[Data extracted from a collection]
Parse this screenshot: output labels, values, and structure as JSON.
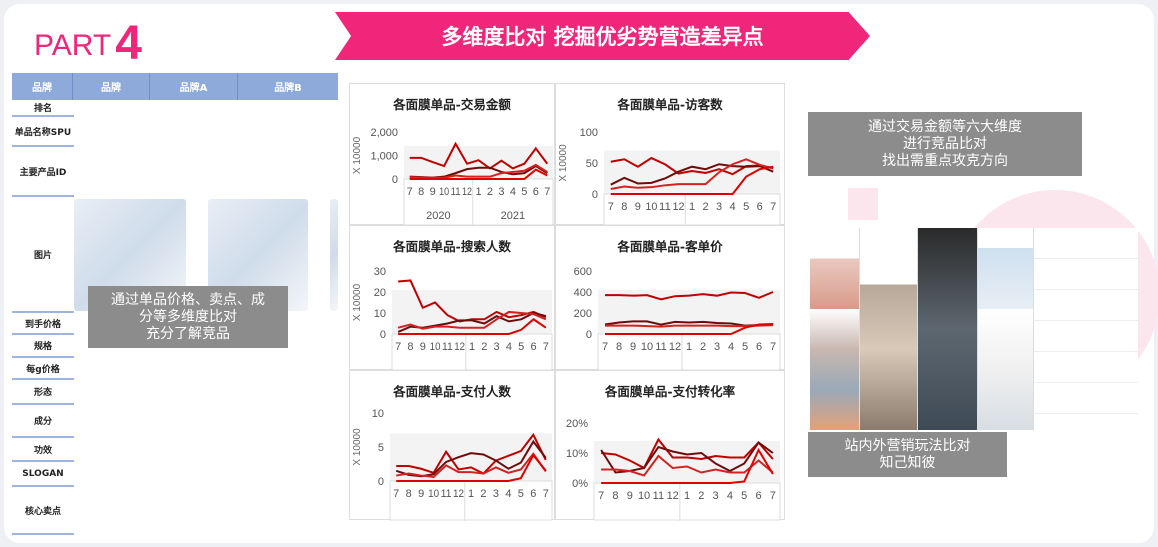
{
  "header": {
    "part_label": "PART",
    "part_number": "4",
    "banner_title": "多维度比对 挖掘优劣势营造差异点"
  },
  "colors": {
    "accent": "#f0267a",
    "table_header": "#8eaadb",
    "overlay": "#8c8c8c",
    "series": [
      "#c00000",
      "#6e0c0c",
      "#d42222",
      "#e00000"
    ]
  },
  "table": {
    "headers": [
      "品牌",
      "品牌",
      "品牌A",
      "品牌B"
    ],
    "rows": [
      "排名",
      "单品名称SPU",
      "主要产品ID",
      "图片",
      "到手价格",
      "规格",
      "每g价格",
      "形态",
      "成分",
      "功效",
      "SLOGAN",
      "核心卖点"
    ],
    "overlay_lines": [
      "通过单品价格、卖点、成",
      "分等多维度比对",
      "充分了解竞品"
    ]
  },
  "chart_data": [
    {
      "type": "line",
      "title": "各面膜单品-交易金额",
      "ylabel": "X 10000",
      "ylim": [
        0,
        2000
      ],
      "yticks": [
        "2,000",
        "1,000",
        "0"
      ],
      "categories": [
        "7",
        "8",
        "9",
        "10",
        "11",
        "12",
        "1",
        "2",
        "3",
        "4",
        "5",
        "6",
        "7"
      ],
      "groups": [
        "2020",
        "2021"
      ],
      "series": [
        {
          "values": [
            900,
            900,
            720,
            550,
            1500,
            650,
            800,
            450,
            780,
            450,
            650,
            1300,
            650
          ]
        },
        {
          "values": [
            100,
            80,
            60,
            100,
            250,
            420,
            480,
            480,
            300,
            200,
            250,
            550,
            250
          ]
        },
        {
          "values": [
            80,
            60,
            50,
            60,
            150,
            100,
            100,
            100,
            250,
            300,
            350,
            600,
            300
          ]
        },
        {
          "values": [
            0,
            0,
            0,
            0,
            0,
            0,
            0,
            0,
            0,
            0,
            0,
            400,
            150
          ]
        }
      ]
    },
    {
      "type": "line",
      "title": "各面膜单品-访客数",
      "ylabel": "X 10000",
      "ylim": [
        0,
        100
      ],
      "yticks": [
        "100",
        "50",
        "0"
      ],
      "categories": [
        "7",
        "8",
        "9",
        "10",
        "11",
        "12",
        "1",
        "2",
        "3",
        "4",
        "5",
        "6",
        "7"
      ],
      "series": [
        {
          "values": [
            52,
            56,
            44,
            58,
            48,
            33,
            37,
            34,
            40,
            32,
            45,
            46,
            42
          ]
        },
        {
          "values": [
            15,
            26,
            17,
            18,
            25,
            36,
            44,
            40,
            48,
            45,
            44,
            45,
            36
          ]
        },
        {
          "values": [
            8,
            12,
            10,
            11,
            14,
            16,
            16,
            16,
            35,
            48,
            56,
            47,
            41
          ]
        },
        {
          "values": [
            0,
            0,
            0,
            0,
            0,
            0,
            0,
            0,
            0,
            0,
            28,
            40,
            44
          ]
        }
      ]
    },
    {
      "type": "line",
      "title": "各面膜单品-搜索人数",
      "ylabel": "X 10000",
      "ylim": [
        0,
        30
      ],
      "yticks": [
        "30",
        "20",
        "10",
        "0"
      ],
      "categories": [
        "7",
        "8",
        "9",
        "10",
        "11",
        "12",
        "1",
        "2",
        "3",
        "4",
        "5",
        "6",
        "7"
      ],
      "series": [
        {
          "values": [
            25,
            25.5,
            12.5,
            15,
            9,
            6,
            7,
            7,
            10.5,
            8,
            9,
            10.5,
            8
          ]
        },
        {
          "values": [
            1,
            3.5,
            3,
            4,
            5,
            6.5,
            6.5,
            5,
            8.5,
            6,
            7,
            10,
            8.5
          ]
        },
        {
          "values": [
            3,
            4.5,
            2.5,
            3.5,
            3.5,
            3,
            3,
            3,
            7,
            10.5,
            10,
            9.5,
            7
          ]
        },
        {
          "values": [
            0,
            0,
            0,
            0,
            0,
            0,
            0,
            0,
            0,
            0,
            2,
            7,
            3
          ]
        }
      ]
    },
    {
      "type": "line",
      "title": "各面膜单品-客单价",
      "ylabel": "",
      "ylim": [
        0,
        600
      ],
      "yticks": [
        "600",
        "400",
        "200",
        "0"
      ],
      "categories": [
        "7",
        "8",
        "9",
        "10",
        "11",
        "12",
        "1",
        "2",
        "3",
        "4",
        "5",
        "6",
        "7"
      ],
      "series": [
        {
          "values": [
            370,
            370,
            365,
            370,
            330,
            360,
            365,
            380,
            365,
            395,
            390,
            345,
            400
          ]
        },
        {
          "values": [
            90,
            110,
            120,
            120,
            90,
            115,
            110,
            115,
            105,
            100,
            80,
            85,
            90
          ]
        },
        {
          "values": [
            80,
            80,
            80,
            75,
            70,
            80,
            80,
            80,
            80,
            75,
            75,
            80,
            85
          ]
        },
        {
          "values": [
            0,
            0,
            0,
            0,
            0,
            0,
            0,
            0,
            0,
            0,
            60,
            90,
            95
          ]
        }
      ]
    },
    {
      "type": "line",
      "title": "各面膜单品-支付人数",
      "ylabel": "X 10000",
      "ylim": [
        0,
        10
      ],
      "yticks": [
        "10",
        "5",
        "0"
      ],
      "categories": [
        "7",
        "8",
        "9",
        "10",
        "11",
        "12",
        "1",
        "2",
        "3",
        "4",
        "5",
        "6",
        "7"
      ],
      "series": [
        {
          "values": [
            2.2,
            2.2,
            1.8,
            1.2,
            4.3,
            1.7,
            2,
            1.1,
            3,
            3.7,
            4.4,
            6.8,
            3.1
          ]
        },
        {
          "values": [
            1.5,
            0.9,
            0.7,
            1,
            2.8,
            3.5,
            4.1,
            3.9,
            3,
            1.8,
            2.7,
            5.8,
            3.4
          ]
        },
        {
          "values": [
            0.8,
            1.1,
            0.8,
            0.6,
            2.3,
            1.3,
            1.3,
            1.1,
            2,
            1.2,
            1.7,
            4,
            1.4
          ]
        },
        {
          "values": [
            0,
            0,
            0,
            0,
            0,
            0,
            0,
            0,
            0,
            0,
            0.4,
            3.8,
            1.5
          ]
        }
      ]
    },
    {
      "type": "line",
      "title": "各面膜单品-支付转化率",
      "ylabel": "",
      "ylim": [
        0,
        20
      ],
      "yticks": [
        "20%",
        "10%",
        "0%"
      ],
      "categories": [
        "7",
        "8",
        "9",
        "10",
        "11",
        "12",
        "1",
        "2",
        "3",
        "4",
        "5",
        "6",
        "7"
      ],
      "series": [
        {
          "values": [
            10,
            9.5,
            7.5,
            5,
            14.5,
            8.5,
            8.5,
            8,
            9,
            8.5,
            8.5,
            13.5,
            8
          ]
        },
        {
          "values": [
            11,
            3.5,
            4,
            5,
            12,
            10.5,
            9.5,
            10,
            6.5,
            4,
            6.5,
            13.5,
            10
          ]
        },
        {
          "values": [
            4.5,
            4.5,
            4,
            2.5,
            9,
            5,
            5.5,
            3.5,
            4.5,
            3.5,
            3.5,
            7.5,
            3.5
          ]
        },
        {
          "values": [
            0,
            0,
            0,
            0,
            0,
            0,
            0,
            0,
            0,
            0,
            0.5,
            11,
            3
          ]
        }
      ]
    }
  ],
  "right": {
    "top_lines": [
      "通过交易金额等六大维度",
      "进行竞品比对",
      "找出需重点攻克方向"
    ],
    "bottom_lines": [
      "站内外营销玩法比对",
      "知己知彼"
    ]
  }
}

> Stated task: Print the listing above in full, exactly as written. Omit any pictures.

> Solution for this task:
Parse this screenshot: output labels, values, and structure as JSON.
{
  "header": {
    "part_label": "PART",
    "part_number": "4",
    "banner_title": "多维度比对 挖掘优劣势营造差异点"
  },
  "colors": {
    "accent": "#f0267a",
    "table_header": "#8eaadb",
    "overlay": "#8c8c8c",
    "series": [
      "#c00000",
      "#6e0c0c",
      "#d42222",
      "#e00000"
    ]
  },
  "table": {
    "headers": [
      "品牌",
      "品牌",
      "品牌A",
      "品牌B"
    ],
    "rows": [
      "排名",
      "单品名称SPU",
      "主要产品ID",
      "图片",
      "到手价格",
      "规格",
      "每g价格",
      "形态",
      "成分",
      "功效",
      "SLOGAN",
      "核心卖点"
    ],
    "overlay_lines": [
      "通过单品价格、卖点、成",
      "分等多维度比对",
      "充分了解竞品"
    ]
  },
  "chart_data": [
    {
      "type": "line",
      "title": "各面膜单品-交易金额",
      "ylabel": "X 10000",
      "ylim": [
        0,
        2000
      ],
      "yticks": [
        "2,000",
        "1,000",
        "0"
      ],
      "categories": [
        "7",
        "8",
        "9",
        "10",
        "11",
        "12",
        "1",
        "2",
        "3",
        "4",
        "5",
        "6",
        "7"
      ],
      "groups": [
        "2020",
        "2021"
      ],
      "series": [
        {
          "values": [
            900,
            900,
            720,
            550,
            1500,
            650,
            800,
            450,
            780,
            450,
            650,
            1300,
            650
          ]
        },
        {
          "values": [
            100,
            80,
            60,
            100,
            250,
            420,
            480,
            480,
            300,
            200,
            250,
            550,
            250
          ]
        },
        {
          "values": [
            80,
            60,
            50,
            60,
            150,
            100,
            100,
            100,
            250,
            300,
            350,
            600,
            300
          ]
        },
        {
          "values": [
            0,
            0,
            0,
            0,
            0,
            0,
            0,
            0,
            0,
            0,
            0,
            400,
            150
          ]
        }
      ]
    },
    {
      "type": "line",
      "title": "各面膜单品-访客数",
      "ylabel": "X 10000",
      "ylim": [
        0,
        100
      ],
      "yticks": [
        "100",
        "50",
        "0"
      ],
      "categories": [
        "7",
        "8",
        "9",
        "10",
        "11",
        "12",
        "1",
        "2",
        "3",
        "4",
        "5",
        "6",
        "7"
      ],
      "series": [
        {
          "values": [
            52,
            56,
            44,
            58,
            48,
            33,
            37,
            34,
            40,
            32,
            45,
            46,
            42
          ]
        },
        {
          "values": [
            15,
            26,
            17,
            18,
            25,
            36,
            44,
            40,
            48,
            45,
            44,
            45,
            36
          ]
        },
        {
          "values": [
            8,
            12,
            10,
            11,
            14,
            16,
            16,
            16,
            35,
            48,
            56,
            47,
            41
          ]
        },
        {
          "values": [
            0,
            0,
            0,
            0,
            0,
            0,
            0,
            0,
            0,
            0,
            28,
            40,
            44
          ]
        }
      ]
    },
    {
      "type": "line",
      "title": "各面膜单品-搜索人数",
      "ylabel": "X 10000",
      "ylim": [
        0,
        30
      ],
      "yticks": [
        "30",
        "20",
        "10",
        "0"
      ],
      "categories": [
        "7",
        "8",
        "9",
        "10",
        "11",
        "12",
        "1",
        "2",
        "3",
        "4",
        "5",
        "6",
        "7"
      ],
      "series": [
        {
          "values": [
            25,
            25.5,
            12.5,
            15,
            9,
            6,
            7,
            7,
            10.5,
            8,
            9,
            10.5,
            8
          ]
        },
        {
          "values": [
            1,
            3.5,
            3,
            4,
            5,
            6.5,
            6.5,
            5,
            8.5,
            6,
            7,
            10,
            8.5
          ]
        },
        {
          "values": [
            3,
            4.5,
            2.5,
            3.5,
            3.5,
            3,
            3,
            3,
            7,
            10.5,
            10,
            9.5,
            7
          ]
        },
        {
          "values": [
            0,
            0,
            0,
            0,
            0,
            0,
            0,
            0,
            0,
            0,
            2,
            7,
            3
          ]
        }
      ]
    },
    {
      "type": "line",
      "title": "各面膜单品-客单价",
      "ylabel": "",
      "ylim": [
        0,
        600
      ],
      "yticks": [
        "600",
        "400",
        "200",
        "0"
      ],
      "categories": [
        "7",
        "8",
        "9",
        "10",
        "11",
        "12",
        "1",
        "2",
        "3",
        "4",
        "5",
        "6",
        "7"
      ],
      "series": [
        {
          "values": [
            370,
            370,
            365,
            370,
            330,
            360,
            365,
            380,
            365,
            395,
            390,
            345,
            400
          ]
        },
        {
          "values": [
            90,
            110,
            120,
            120,
            90,
            115,
            110,
            115,
            105,
            100,
            80,
            85,
            90
          ]
        },
        {
          "values": [
            80,
            80,
            80,
            75,
            70,
            80,
            80,
            80,
            80,
            75,
            75,
            80,
            85
          ]
        },
        {
          "values": [
            0,
            0,
            0,
            0,
            0,
            0,
            0,
            0,
            0,
            0,
            60,
            90,
            95
          ]
        }
      ]
    },
    {
      "type": "line",
      "title": "各面膜单品-支付人数",
      "ylabel": "X 10000",
      "ylim": [
        0,
        10
      ],
      "yticks": [
        "10",
        "5",
        "0"
      ],
      "categories": [
        "7",
        "8",
        "9",
        "10",
        "11",
        "12",
        "1",
        "2",
        "3",
        "4",
        "5",
        "6",
        "7"
      ],
      "series": [
        {
          "values": [
            2.2,
            2.2,
            1.8,
            1.2,
            4.3,
            1.7,
            2,
            1.1,
            3,
            3.7,
            4.4,
            6.8,
            3.1
          ]
        },
        {
          "values": [
            1.5,
            0.9,
            0.7,
            1,
            2.8,
            3.5,
            4.1,
            3.9,
            3,
            1.8,
            2.7,
            5.8,
            3.4
          ]
        },
        {
          "values": [
            0.8,
            1.1,
            0.8,
            0.6,
            2.3,
            1.3,
            1.3,
            1.1,
            2,
            1.2,
            1.7,
            4,
            1.4
          ]
        },
        {
          "values": [
            0,
            0,
            0,
            0,
            0,
            0,
            0,
            0,
            0,
            0,
            0.4,
            3.8,
            1.5
          ]
        }
      ]
    },
    {
      "type": "line",
      "title": "各面膜单品-支付转化率",
      "ylabel": "",
      "ylim": [
        0,
        20
      ],
      "yticks": [
        "20%",
        "10%",
        "0%"
      ],
      "categories": [
        "7",
        "8",
        "9",
        "10",
        "11",
        "12",
        "1",
        "2",
        "3",
        "4",
        "5",
        "6",
        "7"
      ],
      "series": [
        {
          "values": [
            10,
            9.5,
            7.5,
            5,
            14.5,
            8.5,
            8.5,
            8,
            9,
            8.5,
            8.5,
            13.5,
            8
          ]
        },
        {
          "values": [
            11,
            3.5,
            4,
            5,
            12,
            10.5,
            9.5,
            10,
            6.5,
            4,
            6.5,
            13.5,
            10
          ]
        },
        {
          "values": [
            4.5,
            4.5,
            4,
            2.5,
            9,
            5,
            5.5,
            3.5,
            4.5,
            3.5,
            3.5,
            7.5,
            3.5
          ]
        },
        {
          "values": [
            0,
            0,
            0,
            0,
            0,
            0,
            0,
            0,
            0,
            0,
            0.5,
            11,
            3
          ]
        }
      ]
    }
  ],
  "right": {
    "top_lines": [
      "通过交易金额等六大维度",
      "进行竞品比对",
      "找出需重点攻克方向"
    ],
    "bottom_lines": [
      "站内外营销玩法比对",
      "知己知彼"
    ]
  }
}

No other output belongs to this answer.